Dataset extract =
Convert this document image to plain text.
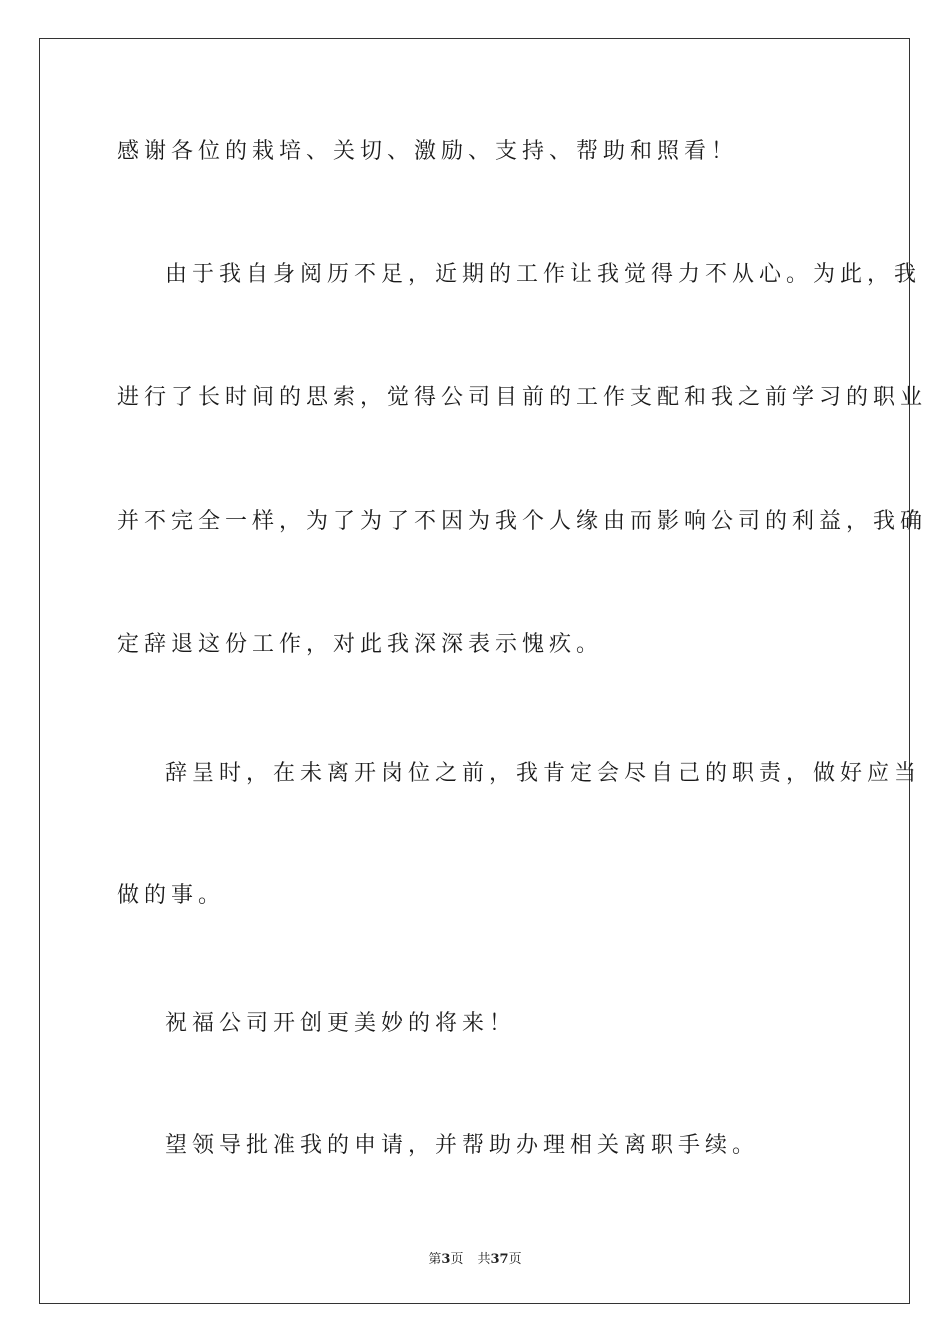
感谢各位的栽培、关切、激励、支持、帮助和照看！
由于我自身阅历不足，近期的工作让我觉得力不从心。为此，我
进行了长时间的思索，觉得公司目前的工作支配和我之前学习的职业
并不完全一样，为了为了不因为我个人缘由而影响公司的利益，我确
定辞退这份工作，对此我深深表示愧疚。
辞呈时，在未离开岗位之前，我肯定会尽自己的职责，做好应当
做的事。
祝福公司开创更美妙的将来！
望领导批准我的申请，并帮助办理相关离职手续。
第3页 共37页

To do =
Reproduce the material above in full, exactly, with no images.

Written response =
Convert this document image to plain text.
感谢各位的栽培、关切、激励、支持、帮助和照看！
由于我自身阅历不足，近期的工作让我觉得力不从心。为此，我
进行了长时间的思索，觉得公司目前的工作支配和我之前学习的职业
并不完全一样，为了为了不因为我个人缘由而影响公司的利益，我确
定辞退这份工作，对此我深深表示愧疚。
辞呈时，在未离开岗位之前，我肯定会尽自己的职责，做好应当
做的事。
祝福公司开创更美妙的将来！
望领导批准我的申请，并帮助办理相关离职手续。
第3页 共37页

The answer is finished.